_STORED RECORDS_
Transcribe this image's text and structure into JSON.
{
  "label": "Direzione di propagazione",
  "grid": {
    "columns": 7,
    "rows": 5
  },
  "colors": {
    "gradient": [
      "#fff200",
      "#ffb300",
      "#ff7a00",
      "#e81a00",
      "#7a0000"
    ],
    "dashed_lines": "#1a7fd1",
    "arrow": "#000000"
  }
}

_SHORT EXERCISE_
Go through the data and return every record exactly.

_SOLUTION TO THIS EXERCISE_
Transcribe this image's text and structure into JSON.
{
  "label": "Direzione di propagazione",
  "grid": {
    "columns": 7,
    "rows": 5
  },
  "colors": {
    "gradient": [
      "#fff200",
      "#ffb300",
      "#ff7a00",
      "#e81a00",
      "#7a0000"
    ],
    "dashed_lines": "#1a7fd1",
    "arrow": "#000000"
  }
}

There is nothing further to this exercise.